• **SUPPLIED MATERIAL**
◆ ◆ ◆ ◆ ◆

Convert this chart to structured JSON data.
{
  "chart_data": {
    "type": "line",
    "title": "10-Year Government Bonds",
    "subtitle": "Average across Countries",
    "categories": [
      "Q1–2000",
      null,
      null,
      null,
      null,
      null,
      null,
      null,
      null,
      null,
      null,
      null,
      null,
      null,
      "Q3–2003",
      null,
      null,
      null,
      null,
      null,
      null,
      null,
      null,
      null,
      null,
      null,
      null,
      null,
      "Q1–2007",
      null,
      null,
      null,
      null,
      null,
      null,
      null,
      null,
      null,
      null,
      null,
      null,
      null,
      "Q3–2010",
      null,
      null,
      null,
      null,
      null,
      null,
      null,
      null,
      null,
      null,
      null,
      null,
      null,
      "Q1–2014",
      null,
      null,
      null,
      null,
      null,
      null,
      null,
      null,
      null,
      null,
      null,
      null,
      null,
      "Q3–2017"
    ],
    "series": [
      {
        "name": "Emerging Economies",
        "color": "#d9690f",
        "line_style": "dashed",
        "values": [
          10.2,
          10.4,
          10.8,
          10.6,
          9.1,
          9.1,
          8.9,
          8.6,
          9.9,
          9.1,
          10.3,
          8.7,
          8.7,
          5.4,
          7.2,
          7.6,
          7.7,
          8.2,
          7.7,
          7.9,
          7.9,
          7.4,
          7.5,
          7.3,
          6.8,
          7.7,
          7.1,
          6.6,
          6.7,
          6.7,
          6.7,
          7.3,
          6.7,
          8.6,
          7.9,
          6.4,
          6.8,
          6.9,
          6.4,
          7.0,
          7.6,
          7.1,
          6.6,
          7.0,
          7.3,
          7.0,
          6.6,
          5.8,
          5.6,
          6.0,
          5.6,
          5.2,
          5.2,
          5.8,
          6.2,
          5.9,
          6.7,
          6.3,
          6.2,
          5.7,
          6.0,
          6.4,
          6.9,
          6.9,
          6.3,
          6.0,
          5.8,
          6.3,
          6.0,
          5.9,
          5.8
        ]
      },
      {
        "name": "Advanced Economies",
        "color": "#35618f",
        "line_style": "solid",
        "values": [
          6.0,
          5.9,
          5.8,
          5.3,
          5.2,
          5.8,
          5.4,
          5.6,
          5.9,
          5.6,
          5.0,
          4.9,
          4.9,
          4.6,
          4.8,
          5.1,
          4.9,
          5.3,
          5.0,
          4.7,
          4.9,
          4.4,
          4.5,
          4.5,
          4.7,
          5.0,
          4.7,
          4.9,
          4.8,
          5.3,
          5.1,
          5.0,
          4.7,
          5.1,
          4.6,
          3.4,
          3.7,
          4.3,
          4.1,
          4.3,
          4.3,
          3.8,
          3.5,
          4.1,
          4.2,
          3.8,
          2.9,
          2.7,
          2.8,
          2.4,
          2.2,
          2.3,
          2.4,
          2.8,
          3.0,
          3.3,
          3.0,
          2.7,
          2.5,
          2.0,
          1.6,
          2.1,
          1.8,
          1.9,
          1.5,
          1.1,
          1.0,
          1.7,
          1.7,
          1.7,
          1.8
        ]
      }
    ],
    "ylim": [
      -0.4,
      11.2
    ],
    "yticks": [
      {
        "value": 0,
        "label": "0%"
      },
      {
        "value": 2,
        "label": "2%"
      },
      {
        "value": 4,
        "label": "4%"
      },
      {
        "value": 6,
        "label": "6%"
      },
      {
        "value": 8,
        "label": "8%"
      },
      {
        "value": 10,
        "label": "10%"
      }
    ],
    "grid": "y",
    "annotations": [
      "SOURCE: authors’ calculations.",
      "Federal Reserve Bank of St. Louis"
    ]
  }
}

◆ ◆ ◆ ◆ ◆

• **YOUR INSTRUCTIONS**
Make an exact copy of every line in the data.

• **COMPLETE ANSWER**
Convert this chart to structured JSON data.
{
  "chart_data": {
    "type": "line",
    "title": "10-Year Government Bonds",
    "subtitle": "Average across Countries",
    "categories": [
      "Q1–2000",
      null,
      null,
      null,
      null,
      null,
      null,
      null,
      null,
      null,
      null,
      null,
      null,
      null,
      "Q3–2003",
      null,
      null,
      null,
      null,
      null,
      null,
      null,
      null,
      null,
      null,
      null,
      null,
      null,
      "Q1–2007",
      null,
      null,
      null,
      null,
      null,
      null,
      null,
      null,
      null,
      null,
      null,
      null,
      null,
      "Q3–2010",
      null,
      null,
      null,
      null,
      null,
      null,
      null,
      null,
      null,
      null,
      null,
      null,
      null,
      "Q1–2014",
      null,
      null,
      null,
      null,
      null,
      null,
      null,
      null,
      null,
      null,
      null,
      null,
      null,
      "Q3–2017"
    ],
    "series": [
      {
        "name": "Emerging Economies",
        "color": "#d9690f",
        "line_style": "dashed",
        "values": [
          10.2,
          10.4,
          10.8,
          10.6,
          9.1,
          9.1,
          8.9,
          8.6,
          9.9,
          9.1,
          10.3,
          8.7,
          8.7,
          5.4,
          7.2,
          7.6,
          7.7,
          8.2,
          7.7,
          7.9,
          7.9,
          7.4,
          7.5,
          7.3,
          6.8,
          7.7,
          7.1,
          6.6,
          6.7,
          6.7,
          6.7,
          7.3,
          6.7,
          8.6,
          7.9,
          6.4,
          6.8,
          6.9,
          6.4,
          7.0,
          7.6,
          7.1,
          6.6,
          7.0,
          7.3,
          7.0,
          6.6,
          5.8,
          5.6,
          6.0,
          5.6,
          5.2,
          5.2,
          5.8,
          6.2,
          5.9,
          6.7,
          6.3,
          6.2,
          5.7,
          6.0,
          6.4,
          6.9,
          6.9,
          6.3,
          6.0,
          5.8,
          6.3,
          6.0,
          5.9,
          5.8
        ]
      },
      {
        "name": "Advanced Economies",
        "color": "#35618f",
        "line_style": "solid",
        "values": [
          6.0,
          5.9,
          5.8,
          5.3,
          5.2,
          5.8,
          5.4,
          5.6,
          5.9,
          5.6,
          5.0,
          4.9,
          4.9,
          4.6,
          4.8,
          5.1,
          4.9,
          5.3,
          5.0,
          4.7,
          4.9,
          4.4,
          4.5,
          4.5,
          4.7,
          5.0,
          4.7,
          4.9,
          4.8,
          5.3,
          5.1,
          5.0,
          4.7,
          5.1,
          4.6,
          3.4,
          3.7,
          4.3,
          4.1,
          4.3,
          4.3,
          3.8,
          3.5,
          4.1,
          4.2,
          3.8,
          2.9,
          2.7,
          2.8,
          2.4,
          2.2,
          2.3,
          2.4,
          2.8,
          3.0,
          3.3,
          3.0,
          2.7,
          2.5,
          2.0,
          1.6,
          2.1,
          1.8,
          1.9,
          1.5,
          1.1,
          1.0,
          1.7,
          1.7,
          1.7,
          1.8
        ]
      }
    ],
    "ylim": [
      -0.4,
      11.2
    ],
    "yticks": [
      {
        "value": 0,
        "label": "0%"
      },
      {
        "value": 2,
        "label": "2%"
      },
      {
        "value": 4,
        "label": "4%"
      },
      {
        "value": 6,
        "label": "6%"
      },
      {
        "value": 8,
        "label": "8%"
      },
      {
        "value": 10,
        "label": "10%"
      }
    ],
    "grid": "y",
    "annotations": [
      "SOURCE: authors’ calculations.",
      "Federal Reserve Bank of St. Louis"
    ]
  }
}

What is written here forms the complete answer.